■ **BRIEF**
Every line of the material is to be reproduced verbatim.

—————

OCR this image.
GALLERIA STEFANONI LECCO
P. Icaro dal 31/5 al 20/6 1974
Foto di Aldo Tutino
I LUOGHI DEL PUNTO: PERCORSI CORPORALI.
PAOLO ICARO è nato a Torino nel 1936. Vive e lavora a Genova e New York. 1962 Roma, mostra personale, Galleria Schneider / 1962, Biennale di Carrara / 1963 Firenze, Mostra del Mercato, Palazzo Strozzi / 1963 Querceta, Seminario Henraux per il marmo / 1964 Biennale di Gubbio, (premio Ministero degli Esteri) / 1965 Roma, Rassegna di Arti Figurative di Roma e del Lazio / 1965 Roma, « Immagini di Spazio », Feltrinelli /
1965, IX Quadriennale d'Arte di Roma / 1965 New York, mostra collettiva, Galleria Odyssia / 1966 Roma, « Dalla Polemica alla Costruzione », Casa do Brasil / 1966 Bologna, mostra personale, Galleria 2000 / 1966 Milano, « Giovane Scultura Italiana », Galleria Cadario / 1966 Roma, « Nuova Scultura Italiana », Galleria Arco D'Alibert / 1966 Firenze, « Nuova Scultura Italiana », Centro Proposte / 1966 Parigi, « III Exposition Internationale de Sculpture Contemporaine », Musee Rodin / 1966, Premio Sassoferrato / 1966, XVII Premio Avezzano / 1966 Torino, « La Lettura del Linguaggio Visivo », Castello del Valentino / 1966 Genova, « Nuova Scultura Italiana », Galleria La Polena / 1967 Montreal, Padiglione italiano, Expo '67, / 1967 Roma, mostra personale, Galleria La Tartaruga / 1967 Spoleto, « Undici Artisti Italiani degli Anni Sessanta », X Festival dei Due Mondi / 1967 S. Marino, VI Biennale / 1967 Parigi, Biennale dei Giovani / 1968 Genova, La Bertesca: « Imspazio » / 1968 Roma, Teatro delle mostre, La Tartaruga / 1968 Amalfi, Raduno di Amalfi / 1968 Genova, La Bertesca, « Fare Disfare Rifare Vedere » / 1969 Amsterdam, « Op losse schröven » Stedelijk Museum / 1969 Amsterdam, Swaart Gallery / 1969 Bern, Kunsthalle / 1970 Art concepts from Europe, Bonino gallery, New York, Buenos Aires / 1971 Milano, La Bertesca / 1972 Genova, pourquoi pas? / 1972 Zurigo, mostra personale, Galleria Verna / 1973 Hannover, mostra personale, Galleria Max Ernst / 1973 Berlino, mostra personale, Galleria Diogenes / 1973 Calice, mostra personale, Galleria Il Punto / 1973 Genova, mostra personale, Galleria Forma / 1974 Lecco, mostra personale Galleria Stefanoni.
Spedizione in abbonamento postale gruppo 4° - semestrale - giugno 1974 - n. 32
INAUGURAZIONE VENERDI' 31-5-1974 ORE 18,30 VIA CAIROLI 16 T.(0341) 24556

—————

■ **ANSWER SECTION**
OCR this image.
GALLERIA STEFANONI LECCO
P. Icaro dal 31/5 al 20/6 1974
Foto di Aldo Tutino
I LUOGHI DEL PUNTO: PERCORSI CORPORALI.
PAOLO ICARO è nato a Torino nel 1936. Vive e lavora a Genova e New York. 1962 Roma, mostra personale, Galleria Schneider / 1962, Biennale di Carrara / 1963 Firenze, Mostra del Mercato, Palazzo Strozzi / 1963 Querceta, Seminario Henraux per il marmo / 1964 Biennale di Gubbio, (premio Ministero degli Esteri) / 1965 Roma, Rassegna di Arti Figurative di Roma e del Lazio / 1965 Roma, « Immagini di Spazio », Feltrinelli /
1965, IX Quadriennale d'Arte di Roma / 1965 New York, mostra collettiva, Galleria Odyssia / 1966 Roma, « Dalla Polemica alla Costruzione », Casa do Brasil / 1966 Bologna, mostra personale, Galleria 2000 / 1966 Milano, « Giovane Scultura Italiana », Galleria Cadario / 1966 Roma, « Nuova Scultura Italiana », Galleria Arco D'Alibert / 1966 Firenze, « Nuova Scultura Italiana », Centro Proposte / 1966 Parigi, « III Exposition Internationale de Sculpture Contemporaine », Musee Rodin / 1966, Premio Sassoferrato / 1966, XVII Premio Avezzano / 1966 Torino, « La Lettura del Linguaggio Visivo », Castello del Valentino / 1966 Genova, « Nuova Scultura Italiana », Galleria La Polena / 1967 Montreal, Padiglione italiano, Expo '67, / 1967 Roma, mostra personale, Galleria La Tartaruga / 1967 Spoleto, « Undici Artisti Italiani degli Anni Sessanta », X Festival dei Due Mondi / 1967 S. Marino, VI Biennale / 1967 Parigi, Biennale dei Giovani / 1968 Genova, La Bertesca: « Imspazio » / 1968 Roma, Teatro delle mostre, La Tartaruga / 1968 Amalfi, Raduno di Amalfi / 1968 Genova, La Bertesca, « Fare Disfare Rifare Vedere » / 1969 Amsterdam, « Op losse schröven » Stedelijk Museum / 1969 Amsterdam, Swaart Gallery / 1969 Bern, Kunsthalle / 1970 Art concepts from Europe, Bonino gallery, New York, Buenos Aires / 1971 Milano, La Bertesca / 1972 Genova, pourquoi pas? / 1972 Zurigo, mostra personale, Galleria Verna / 1973 Hannover, mostra personale, Galleria Max Ernst / 1973 Berlino, mostra personale, Galleria Diogenes / 1973 Calice, mostra personale, Galleria Il Punto / 1973 Genova, mostra personale, Galleria Forma / 1974 Lecco, mostra personale Galleria Stefanoni.
Spedizione in abbonamento postale gruppo 4° - semestrale - giugno 1974 - n. 32
INAUGURAZIONE VENERDI' 31-5-1974 ORE 18,30 VIA CAIROLI 16 T.(0341) 24556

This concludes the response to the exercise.